# [REQUIREMENT]
Skip all pictures, then print the remaining material exactly.

# [DATA SECTION]
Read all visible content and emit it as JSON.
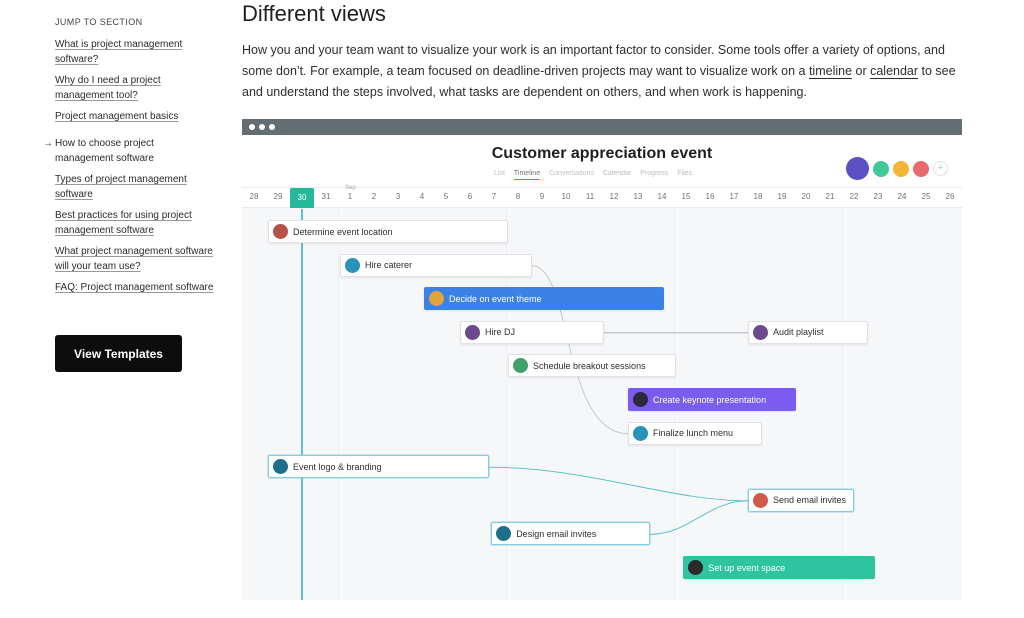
{
  "sidebar": {
    "jump_label": "JUMP TO SECTION",
    "items": [
      {
        "label": "What is project management software?",
        "active": false
      },
      {
        "label": "Why do I need a project management tool?",
        "active": false
      },
      {
        "label": "Project management basics",
        "active": false
      },
      {
        "label": "How to choose project management software",
        "active": true
      },
      {
        "label": "Types of project management software",
        "active": false
      },
      {
        "label": "Best practices for using project management software",
        "active": false
      },
      {
        "label": "What project management software will your team use?",
        "active": false
      },
      {
        "label": "FAQ: Project management software",
        "active": false
      }
    ],
    "active_arrow": "→",
    "cta_label": "View Templates"
  },
  "article": {
    "heading": "Different views",
    "para_part1": "How you and your team want to visualize your work is an important factor to consider. Some tools offer a variety of options, and some don’t. For example, a team focused on deadline-driven projects may want to visualize work on a ",
    "link_timeline": "timeline",
    "para_part2": " or ",
    "link_calendar": "calendar",
    "para_part3": " to see and understand the steps involved, what tasks are dependent on others, and when work is happening."
  },
  "app": {
    "project_title": "Customer appreciation event",
    "tabs": [
      {
        "label": "List",
        "active": false
      },
      {
        "label": "Timeline",
        "active": true
      },
      {
        "label": "Conversations",
        "active": false
      },
      {
        "label": "Calendar",
        "active": false
      },
      {
        "label": "Progress",
        "active": false
      },
      {
        "label": "Files",
        "active": false
      }
    ],
    "members": [
      {
        "color": "#5b4fc4"
      },
      {
        "color": "#3fc99a"
      },
      {
        "color": "#f2b632"
      },
      {
        "color": "#e86a6a"
      }
    ],
    "add_member": "+",
    "month_label": "Sep",
    "dates": [
      "28",
      "29",
      "30",
      "31",
      "1",
      "2",
      "3",
      "4",
      "5",
      "6",
      "7",
      "8",
      "9",
      "10",
      "11",
      "12",
      "13",
      "14",
      "15",
      "16",
      "17",
      "18",
      "19",
      "20",
      "21",
      "22",
      "23",
      "24",
      "25",
      "26"
    ],
    "today_index": 2,
    "tasks": [
      {
        "label": "Determine event location",
        "style": "white",
        "avatar": "#b5524a",
        "start": 1,
        "span": 10,
        "row": 0
      },
      {
        "label": "Hire caterer",
        "style": "white",
        "avatar": "#2a93b8",
        "start": 4,
        "span": 8,
        "row": 1
      },
      {
        "label": "Decide on event theme",
        "style": "blue",
        "avatar": "#e0a43a",
        "start": 7.5,
        "span": 10,
        "row": 2
      },
      {
        "label": "Hire DJ",
        "style": "white",
        "avatar": "#6a4a8c",
        "start": 9,
        "span": 6,
        "row": 3
      },
      {
        "label": "Audit playlist",
        "style": "white",
        "avatar": "#6a4a8c",
        "start": 21,
        "span": 5,
        "row": 3
      },
      {
        "label": "Schedule breakout sessions",
        "style": "white",
        "avatar": "#3fa06a",
        "start": 11,
        "span": 7,
        "row": 4
      },
      {
        "label": "Create keynote presentation",
        "style": "purple",
        "avatar": "#2a2a3a",
        "start": 16,
        "span": 7,
        "row": 5
      },
      {
        "label": "Finalize lunch menu",
        "style": "white",
        "avatar": "#2a93b8",
        "start": 16,
        "span": 5.6,
        "row": 6
      },
      {
        "label": "Event logo & branding",
        "style": "selected",
        "avatar": "#1e6f8c",
        "start": 1,
        "span": 9.2,
        "row": 7
      },
      {
        "label": "Send email invites",
        "style": "selected",
        "avatar": "#d2584a",
        "start": 21,
        "span": 4.4,
        "row": 8
      },
      {
        "label": "Design email invites",
        "style": "selected",
        "avatar": "#1e6f8c",
        "start": 10.3,
        "span": 6.6,
        "row": 9
      },
      {
        "label": "Set up event space",
        "style": "teal",
        "avatar": "#2a2a2a",
        "start": 18.3,
        "span": 8,
        "row": 10
      }
    ]
  }
}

# [RESPONSE TO THE TASK]
Read all visible content and emit it as JSON.
{
  "sidebar": {
    "jump_label": "JUMP TO SECTION",
    "items": [
      {
        "label": "What is project management software?",
        "active": false
      },
      {
        "label": "Why do I need a project management tool?",
        "active": false
      },
      {
        "label": "Project management basics",
        "active": false
      },
      {
        "label": "How to choose project management software",
        "active": true
      },
      {
        "label": "Types of project management software",
        "active": false
      },
      {
        "label": "Best practices for using project management software",
        "active": false
      },
      {
        "label": "What project management software will your team use?",
        "active": false
      },
      {
        "label": "FAQ: Project management software",
        "active": false
      }
    ],
    "active_arrow": "→",
    "cta_label": "View Templates"
  },
  "article": {
    "heading": "Different views",
    "para_part1": "How you and your team want to visualize your work is an important factor to consider. Some tools offer a variety of options, and some don’t. For example, a team focused on deadline-driven projects may want to visualize work on a ",
    "link_timeline": "timeline",
    "para_part2": " or ",
    "link_calendar": "calendar",
    "para_part3": " to see and understand the steps involved, what tasks are dependent on others, and when work is happening."
  },
  "app": {
    "project_title": "Customer appreciation event",
    "tabs": [
      {
        "label": "List",
        "active": false
      },
      {
        "label": "Timeline",
        "active": true
      },
      {
        "label": "Conversations",
        "active": false
      },
      {
        "label": "Calendar",
        "active": false
      },
      {
        "label": "Progress",
        "active": false
      },
      {
        "label": "Files",
        "active": false
      }
    ],
    "members": [
      {
        "color": "#5b4fc4"
      },
      {
        "color": "#3fc99a"
      },
      {
        "color": "#f2b632"
      },
      {
        "color": "#e86a6a"
      }
    ],
    "add_member": "+",
    "month_label": "Sep",
    "dates": [
      "28",
      "29",
      "30",
      "31",
      "1",
      "2",
      "3",
      "4",
      "5",
      "6",
      "7",
      "8",
      "9",
      "10",
      "11",
      "12",
      "13",
      "14",
      "15",
      "16",
      "17",
      "18",
      "19",
      "20",
      "21",
      "22",
      "23",
      "24",
      "25",
      "26"
    ],
    "today_index": 2,
    "tasks": [
      {
        "label": "Determine event location",
        "style": "white",
        "avatar": "#b5524a",
        "start": 1,
        "span": 10,
        "row": 0
      },
      {
        "label": "Hire caterer",
        "style": "white",
        "avatar": "#2a93b8",
        "start": 4,
        "span": 8,
        "row": 1
      },
      {
        "label": "Decide on event theme",
        "style": "blue",
        "avatar": "#e0a43a",
        "start": 7.5,
        "span": 10,
        "row": 2
      },
      {
        "label": "Hire DJ",
        "style": "white",
        "avatar": "#6a4a8c",
        "start": 9,
        "span": 6,
        "row": 3
      },
      {
        "label": "Audit playlist",
        "style": "white",
        "avatar": "#6a4a8c",
        "start": 21,
        "span": 5,
        "row": 3
      },
      {
        "label": "Schedule breakout sessions",
        "style": "white",
        "avatar": "#3fa06a",
        "start": 11,
        "span": 7,
        "row": 4
      },
      {
        "label": "Create keynote presentation",
        "style": "purple",
        "avatar": "#2a2a3a",
        "start": 16,
        "span": 7,
        "row": 5
      },
      {
        "label": "Finalize lunch menu",
        "style": "white",
        "avatar": "#2a93b8",
        "start": 16,
        "span": 5.6,
        "row": 6
      },
      {
        "label": "Event logo & branding",
        "style": "selected",
        "avatar": "#1e6f8c",
        "start": 1,
        "span": 9.2,
        "row": 7
      },
      {
        "label": "Send email invites",
        "style": "selected",
        "avatar": "#d2584a",
        "start": 21,
        "span": 4.4,
        "row": 8
      },
      {
        "label": "Design email invites",
        "style": "selected",
        "avatar": "#1e6f8c",
        "start": 10.3,
        "span": 6.6,
        "row": 9
      },
      {
        "label": "Set up event space",
        "style": "teal",
        "avatar": "#2a2a2a",
        "start": 18.3,
        "span": 8,
        "row": 10
      }
    ]
  }
}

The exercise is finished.